## BEGIN RECORDS PROVIDED
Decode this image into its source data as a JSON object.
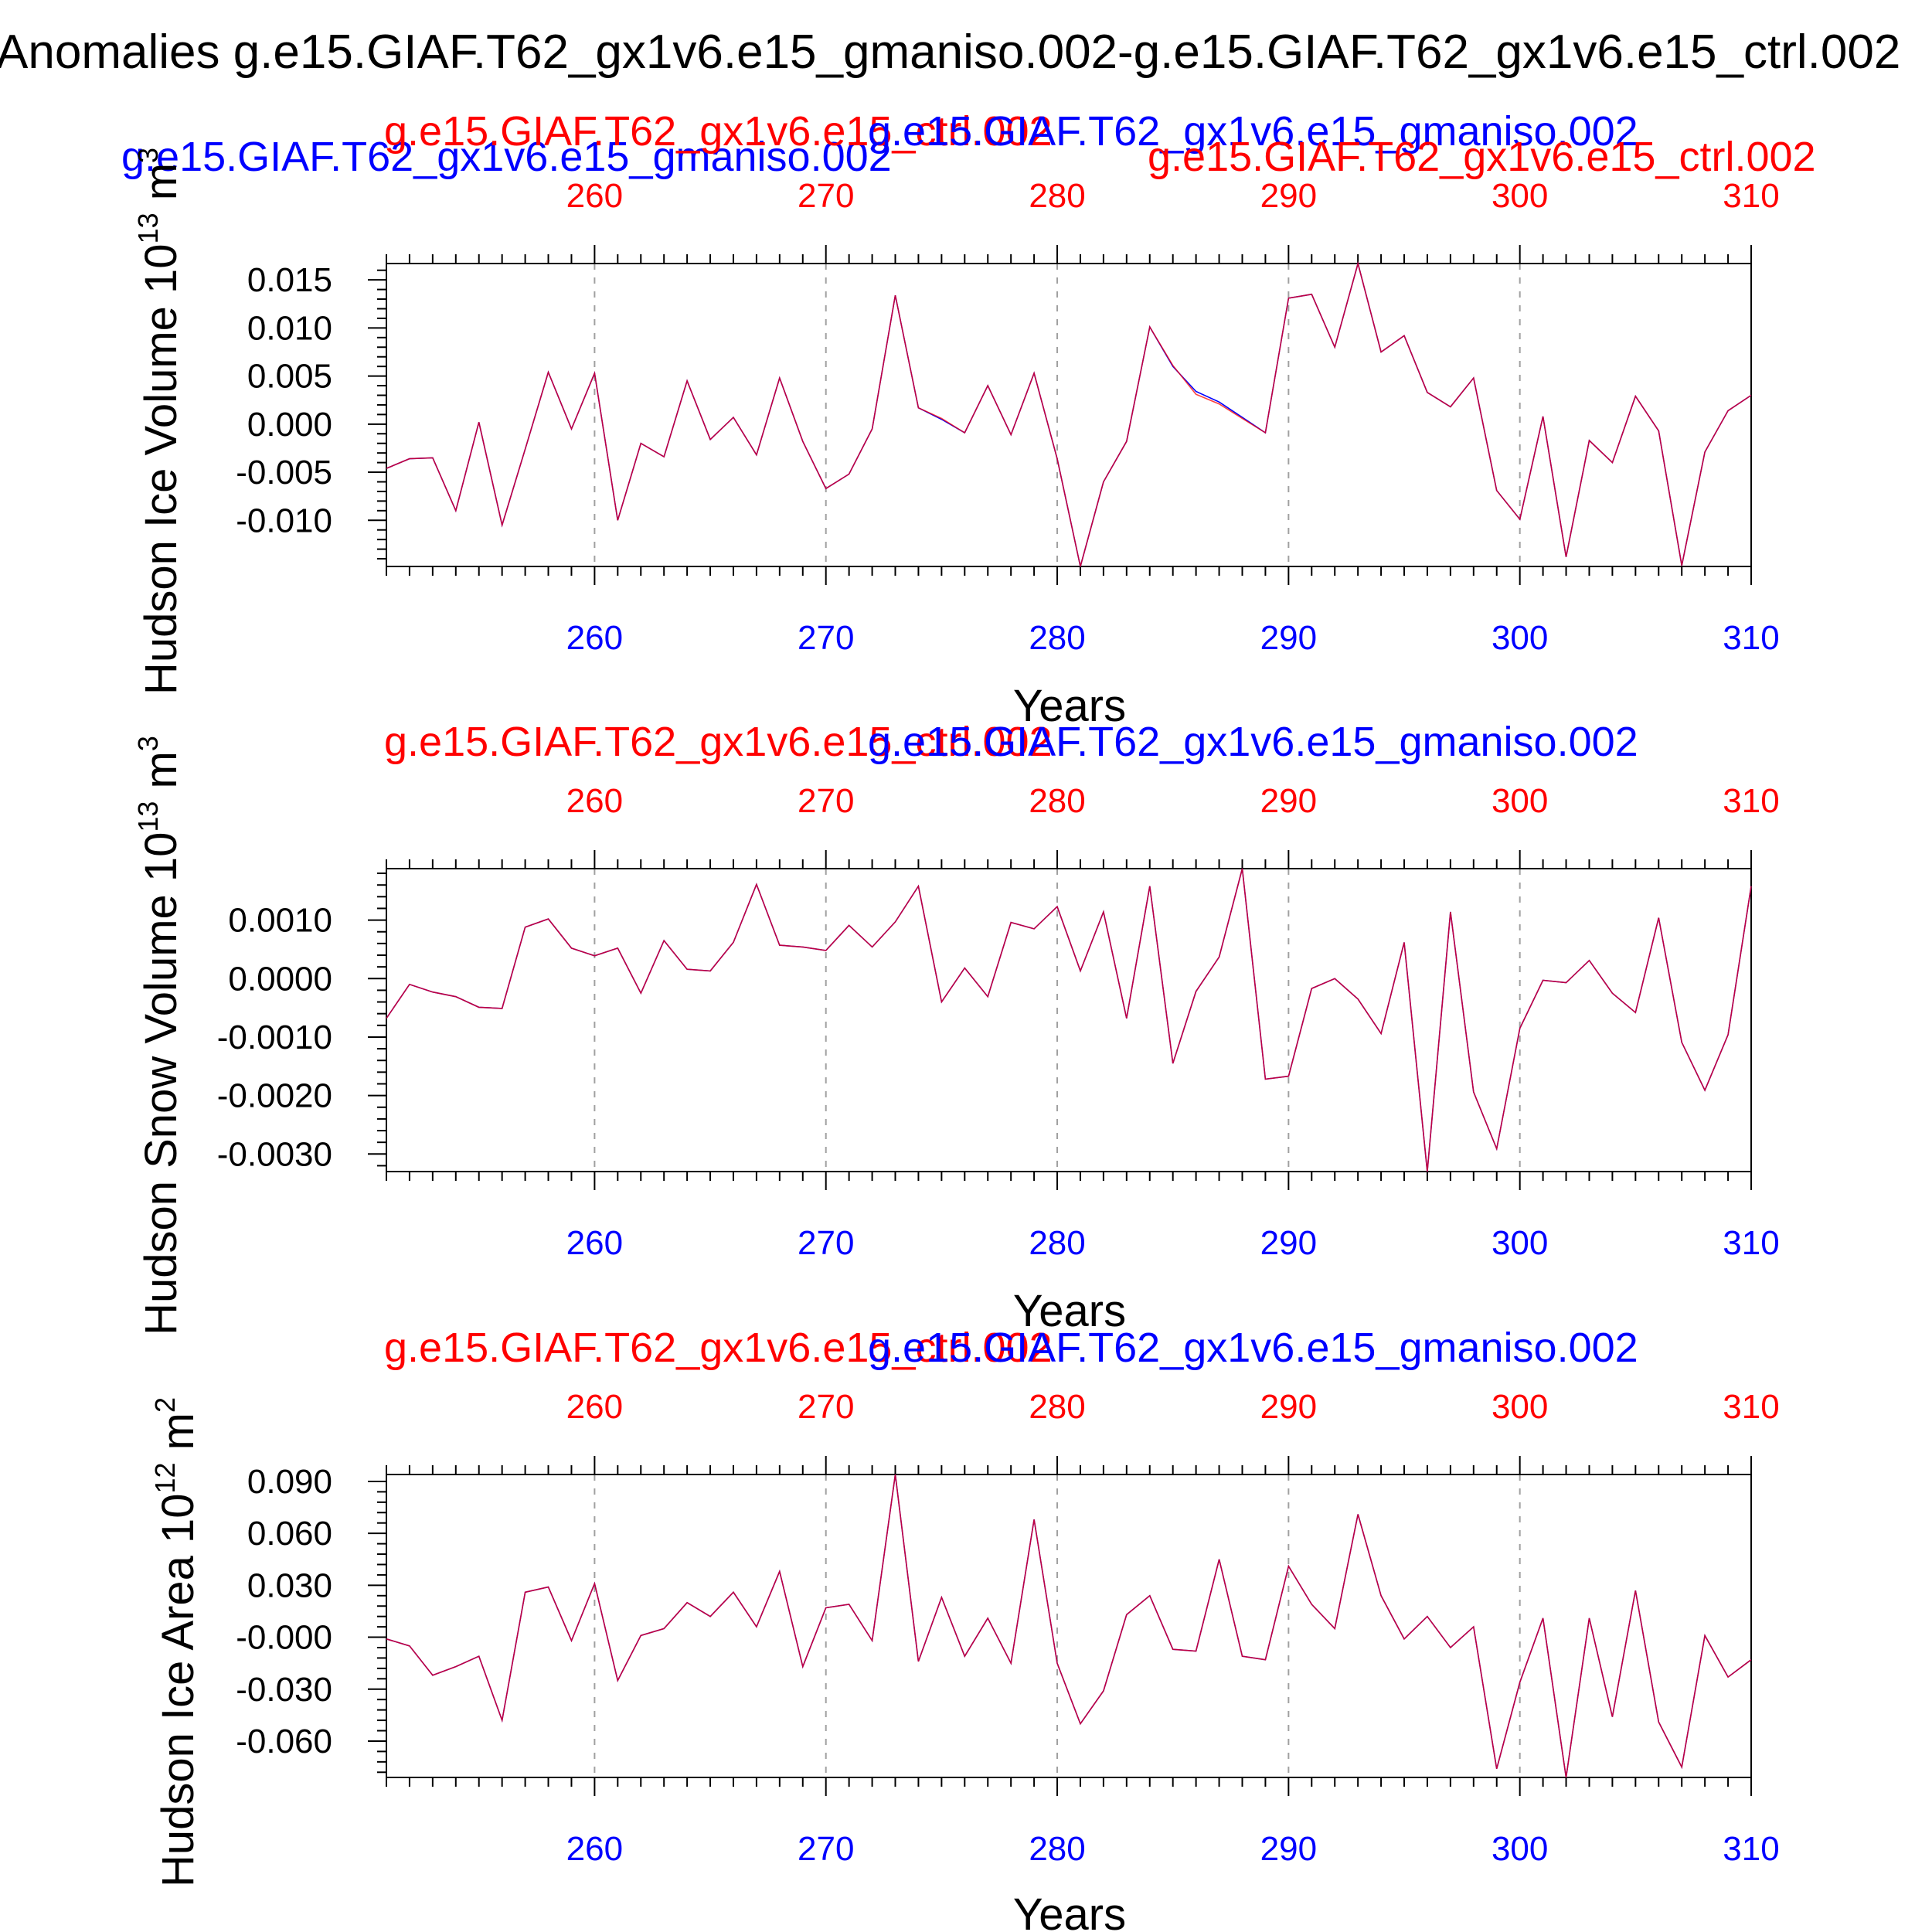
{
  "figure": {
    "main_title": "Anomalies g.e15.GIAF.T62_gx1v6.e15_gmaniso.002-g.e15.GIAF.T62_gx1v6.e15_ctrl.002",
    "colors": {
      "ctrl": "#ff0000",
      "gmaniso": "#0000ff",
      "axis": "#000000",
      "grid": "#a0a0a0"
    }
  },
  "chart_data": [
    {
      "type": "line",
      "title_left": "g.e15.GIAF.T62_gx1v6.e15_gmaniso.002",
      "title_center_red": "g.e15.GIAF.T62_gx1v6.e15_ctrl.002",
      "title_center_blue": "g.e15.GIAF.T62_gx1v6.e15_gmaniso.002",
      "title_right": "g.e15.GIAF.T62_gx1v6.e15_ctrl.002",
      "ylabel": "Hudson Ice Volume 10^13 m^3",
      "ylabel_main": "Hudson Ice Volume 10",
      "ylabel_exp": "13",
      "ylabel_unit": " m",
      "ylabel_unit_exp": "3",
      "xlabel": "Years",
      "xlim": [
        251,
        310
      ],
      "ylim": [
        -0.0148,
        0.0167
      ],
      "x_ticks": [
        "260",
        "270",
        "280",
        "290",
        "300",
        "310"
      ],
      "y_ticks": [
        "0.015",
        "0.010",
        "0.005",
        "0.000",
        "-0.005",
        "-0.010"
      ],
      "y_tick_values": [
        0.015,
        0.01,
        0.005,
        0.0,
        -0.005,
        -0.01
      ],
      "x": [
        251,
        252,
        253,
        254,
        255,
        256,
        257,
        258,
        259,
        260,
        261,
        262,
        263,
        264,
        265,
        266,
        267,
        268,
        269,
        270,
        271,
        272,
        273,
        274,
        275,
        276,
        277,
        278,
        279,
        280,
        281,
        282,
        283,
        284,
        285,
        286,
        287,
        288,
        289,
        290,
        291,
        292,
        293,
        294,
        295,
        296,
        297,
        298,
        299,
        300,
        301,
        302,
        303,
        304,
        305,
        306,
        307,
        308,
        309,
        310
      ],
      "series": [
        {
          "name": "g.e15.GIAF.T62_gx1v6.e15_ctrl.002",
          "color": "#ff0000",
          "values": [
            -0.0046,
            -0.0036,
            -0.0035,
            -0.009,
            0.0002,
            -0.0105,
            -0.0026,
            0.0054,
            -0.0005,
            0.0053,
            -0.01,
            -0.002,
            -0.0034,
            0.0045,
            -0.0016,
            0.0007,
            -0.0032,
            0.0048,
            -0.0018,
            -0.0067,
            -0.0052,
            -0.0005,
            0.0134,
            0.0017,
            0.0006,
            -0.0009,
            0.004,
            -0.0011,
            0.0053,
            -0.0036,
            -0.0148,
            -0.006,
            -0.0018,
            0.0101,
            0.0061,
            0.0031,
            0.0021,
            0.0006,
            -0.0009,
            0.0131,
            0.0135,
            0.008,
            0.0167,
            0.0075,
            0.0092,
            0.0033,
            0.0018,
            0.0048,
            -0.0069,
            -0.0099,
            0.0008,
            -0.0138,
            -0.0017,
            -0.004,
            0.0029,
            -0.0007,
            -0.0147,
            -0.0029,
            0.0014,
            0.003
          ]
        },
        {
          "name": "g.e15.GIAF.T62_gx1v6.e15_gmaniso.002",
          "color": "#0000ff",
          "values": [
            -0.0046,
            -0.0036,
            -0.0035,
            -0.009,
            0.0002,
            -0.0105,
            -0.0026,
            0.0054,
            -0.0005,
            0.0053,
            -0.01,
            -0.002,
            -0.0034,
            0.0045,
            -0.0016,
            0.0007,
            -0.0032,
            0.0048,
            -0.0018,
            -0.0067,
            -0.0052,
            -0.0005,
            0.0134,
            0.0017,
            0.0005,
            -0.0009,
            0.004,
            -0.0011,
            0.0053,
            -0.0036,
            -0.0148,
            -0.006,
            -0.0018,
            0.0101,
            0.006,
            0.0034,
            0.0023,
            0.0007,
            -0.0009,
            0.0131,
            0.0135,
            0.008,
            0.0167,
            0.0075,
            0.0092,
            0.0033,
            0.0018,
            0.0048,
            -0.0069,
            -0.0099,
            0.0008,
            -0.0138,
            -0.0017,
            -0.004,
            0.0029,
            -0.0007,
            -0.0147,
            -0.0029,
            0.0014,
            0.003
          ]
        }
      ]
    },
    {
      "type": "line",
      "title_left": "g.e15.GIAF.T62_gx1v6.e15_ctrl.002",
      "title_center_red": "",
      "title_center_blue": "",
      "title_right": "g.e15.GIAF.T62_gx1v6.e15_gmaniso.002",
      "ylabel": "Hudson Snow Volume 10^13 m^3",
      "ylabel_main": "Hudson Snow Volume 10",
      "ylabel_exp": "13",
      "ylabel_unit": " m",
      "ylabel_unit_exp": "3",
      "xlabel": "Years",
      "xlim": [
        251,
        310
      ],
      "ylim": [
        -0.0033,
        0.00188
      ],
      "x_ticks": [
        "260",
        "270",
        "280",
        "290",
        "300",
        "310"
      ],
      "y_ticks": [
        "0.0010",
        "0.0000",
        "-0.0010",
        "-0.0020",
        "-0.0030"
      ],
      "y_tick_values": [
        0.001,
        0.0,
        -0.001,
        -0.002,
        -0.003
      ],
      "x": [
        251,
        252,
        253,
        254,
        255,
        256,
        257,
        258,
        259,
        260,
        261,
        262,
        263,
        264,
        265,
        266,
        267,
        268,
        269,
        270,
        271,
        272,
        273,
        274,
        275,
        276,
        277,
        278,
        279,
        280,
        281,
        282,
        283,
        284,
        285,
        286,
        287,
        288,
        289,
        290,
        291,
        292,
        293,
        294,
        295,
        296,
        297,
        298,
        299,
        300,
        301,
        302,
        303,
        304,
        305,
        306,
        307,
        308,
        309,
        310
      ],
      "series": [
        {
          "name": "g.e15.GIAF.T62_gx1v6.e15_ctrl.002",
          "color": "#ff0000",
          "values": [
            -0.00068,
            -0.0001,
            -0.00023,
            -0.00031,
            -0.00049,
            -0.00051,
            0.00088,
            0.00102,
            0.00052,
            0.00039,
            0.00052,
            -0.00025,
            0.00065,
            0.00016,
            0.00013,
            0.00062,
            0.00161,
            0.00057,
            0.00054,
            0.00048,
            0.00091,
            0.00054,
            0.00097,
            0.00158,
            -0.0004,
            0.00018,
            -0.00031,
            0.00096,
            0.00085,
            0.00123,
            0.00013,
            0.00114,
            -0.00068,
            0.00158,
            -0.00145,
            -0.00022,
            0.00037,
            0.00188,
            -0.00172,
            -0.00167,
            -0.00017,
            0.0,
            -0.00035,
            -0.00094,
            0.00062,
            -0.0033,
            0.00114,
            -0.00194,
            -0.00291,
            -0.00085,
            -3e-05,
            -7e-05,
            0.00031,
            -0.00025,
            -0.00058,
            0.00104,
            -0.00109,
            -0.00191,
            -0.00096,
            0.00158
          ]
        },
        {
          "name": "g.e15.GIAF.T62_gx1v6.e15_gmaniso.002",
          "color": "#0000ff",
          "values": [
            -0.00068,
            -0.0001,
            -0.00023,
            -0.00031,
            -0.00049,
            -0.00051,
            0.00088,
            0.00102,
            0.00052,
            0.00039,
            0.00052,
            -0.00025,
            0.00065,
            0.00016,
            0.00013,
            0.00062,
            0.00161,
            0.00057,
            0.00054,
            0.00048,
            0.00091,
            0.00054,
            0.00097,
            0.00158,
            -0.0004,
            0.00018,
            -0.00031,
            0.00096,
            0.00085,
            0.00123,
            0.00013,
            0.00114,
            -0.00068,
            0.00158,
            -0.00145,
            -0.00022,
            0.00037,
            0.00188,
            -0.00172,
            -0.00167,
            -0.00017,
            0.0,
            -0.00035,
            -0.00094,
            0.00062,
            -0.0033,
            0.00114,
            -0.00194,
            -0.00291,
            -0.00085,
            -3e-05,
            -7e-05,
            0.00031,
            -0.00025,
            -0.00058,
            0.00104,
            -0.00109,
            -0.00191,
            -0.00096,
            0.00158
          ]
        }
      ]
    },
    {
      "type": "line",
      "title_left": "g.e15.GIAF.T62_gx1v6.e15_ctrl.002",
      "title_center_red": "",
      "title_center_blue": "",
      "title_right": "g.e15.GIAF.T62_gx1v6.e15_gmaniso.002",
      "ylabel": "Hudson Ice Area 10^12 m^2",
      "ylabel_main": "Hudson Ice Area 10",
      "ylabel_exp": "12",
      "ylabel_unit": " m",
      "ylabel_unit_exp": "2",
      "xlabel": "Years",
      "xlim": [
        251,
        310
      ],
      "ylim": [
        -0.081,
        0.094
      ],
      "x_ticks": [
        "260",
        "270",
        "280",
        "290",
        "300",
        "310"
      ],
      "y_ticks": [
        "0.090",
        "0.060",
        "0.030",
        "-0.000",
        "-0.030",
        "-0.060"
      ],
      "y_tick_values": [
        0.09,
        0.06,
        0.03,
        0.0,
        -0.03,
        -0.06
      ],
      "x": [
        251,
        252,
        253,
        254,
        255,
        256,
        257,
        258,
        259,
        260,
        261,
        262,
        263,
        264,
        265,
        266,
        267,
        268,
        269,
        270,
        271,
        272,
        273,
        274,
        275,
        276,
        277,
        278,
        279,
        280,
        281,
        282,
        283,
        284,
        285,
        286,
        287,
        288,
        289,
        290,
        291,
        292,
        293,
        294,
        295,
        296,
        297,
        298,
        299,
        300,
        301,
        302,
        303,
        304,
        305,
        306,
        307,
        308,
        309,
        310
      ],
      "series": [
        {
          "name": "g.e15.GIAF.T62_gx1v6.e15_ctrl.002",
          "color": "#ff0000",
          "values": [
            -0.001,
            -0.005,
            -0.022,
            -0.017,
            -0.011,
            -0.048,
            0.026,
            0.029,
            -0.002,
            0.031,
            -0.025,
            0.001,
            0.005,
            0.02,
            0.012,
            0.026,
            0.006,
            0.038,
            -0.017,
            0.017,
            0.019,
            -0.002,
            0.094,
            -0.014,
            0.023,
            -0.011,
            0.011,
            -0.015,
            0.068,
            -0.015,
            -0.05,
            -0.031,
            0.013,
            0.024,
            -0.007,
            -0.008,
            0.045,
            -0.011,
            -0.013,
            0.041,
            0.019,
            0.005,
            0.071,
            0.024,
            -0.001,
            0.012,
            -0.006,
            0.006,
            -0.076,
            -0.026,
            0.011,
            -0.081,
            0.011,
            -0.046,
            0.027,
            -0.049,
            -0.075,
            0.001,
            -0.023,
            -0.013
          ]
        },
        {
          "name": "g.e15.GIAF.T62_gx1v6.e15_gmaniso.002",
          "color": "#0000ff",
          "values": [
            -0.001,
            -0.005,
            -0.022,
            -0.017,
            -0.011,
            -0.048,
            0.026,
            0.029,
            -0.002,
            0.031,
            -0.025,
            0.001,
            0.005,
            0.02,
            0.012,
            0.026,
            0.006,
            0.038,
            -0.017,
            0.017,
            0.019,
            -0.002,
            0.094,
            -0.014,
            0.023,
            -0.011,
            0.011,
            -0.015,
            0.068,
            -0.015,
            -0.05,
            -0.031,
            0.013,
            0.024,
            -0.007,
            -0.008,
            0.045,
            -0.011,
            -0.013,
            0.041,
            0.019,
            0.005,
            0.071,
            0.024,
            -0.001,
            0.012,
            -0.006,
            0.006,
            -0.076,
            -0.026,
            0.011,
            -0.081,
            0.011,
            -0.046,
            0.027,
            -0.049,
            -0.075,
            0.001,
            -0.023,
            -0.013
          ]
        }
      ]
    }
  ]
}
## END RECORDS PROVIDED
Identify and copy the lines holding the word "Hudson".

      "ylabel": "Hudson Ice Volume 10^13 m^3",
      "ylabel_main": "Hudson Ice Volume 10",
      "ylabel": "Hudson Snow Volume 10^13 m^3",
      "ylabel_main": "Hudson Snow Volume 10",
      "ylabel": "Hudson Ice Area 10^12 m^2",
      "ylabel_main": "Hudson Ice Area 10",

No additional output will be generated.